start THE INPUT

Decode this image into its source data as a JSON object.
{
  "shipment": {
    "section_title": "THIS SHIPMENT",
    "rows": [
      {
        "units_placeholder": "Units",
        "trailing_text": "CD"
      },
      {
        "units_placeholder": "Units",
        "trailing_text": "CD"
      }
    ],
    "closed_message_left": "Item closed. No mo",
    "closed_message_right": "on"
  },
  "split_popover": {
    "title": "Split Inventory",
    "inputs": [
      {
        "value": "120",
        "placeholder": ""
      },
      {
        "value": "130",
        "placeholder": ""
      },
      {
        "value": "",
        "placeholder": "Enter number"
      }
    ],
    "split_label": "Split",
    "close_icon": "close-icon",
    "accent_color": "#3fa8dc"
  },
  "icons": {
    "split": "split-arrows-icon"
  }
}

end THE INPUT

GIVEN EXERCISE –
Output all of the data above without any alteration.

COMPLETE ANSWER –
Decode this image into its source data as a JSON object.
{
  "shipment": {
    "section_title": "THIS SHIPMENT",
    "rows": [
      {
        "units_placeholder": "Units",
        "trailing_text": "CD"
      },
      {
        "units_placeholder": "Units",
        "trailing_text": "CD"
      }
    ],
    "closed_message_left": "Item closed. No mo",
    "closed_message_right": "on"
  },
  "split_popover": {
    "title": "Split Inventory",
    "inputs": [
      {
        "value": "120",
        "placeholder": ""
      },
      {
        "value": "130",
        "placeholder": ""
      },
      {
        "value": "",
        "placeholder": "Enter number"
      }
    ],
    "split_label": "Split",
    "close_icon": "close-icon",
    "accent_color": "#3fa8dc"
  },
  "icons": {
    "split": "split-arrows-icon"
  }
}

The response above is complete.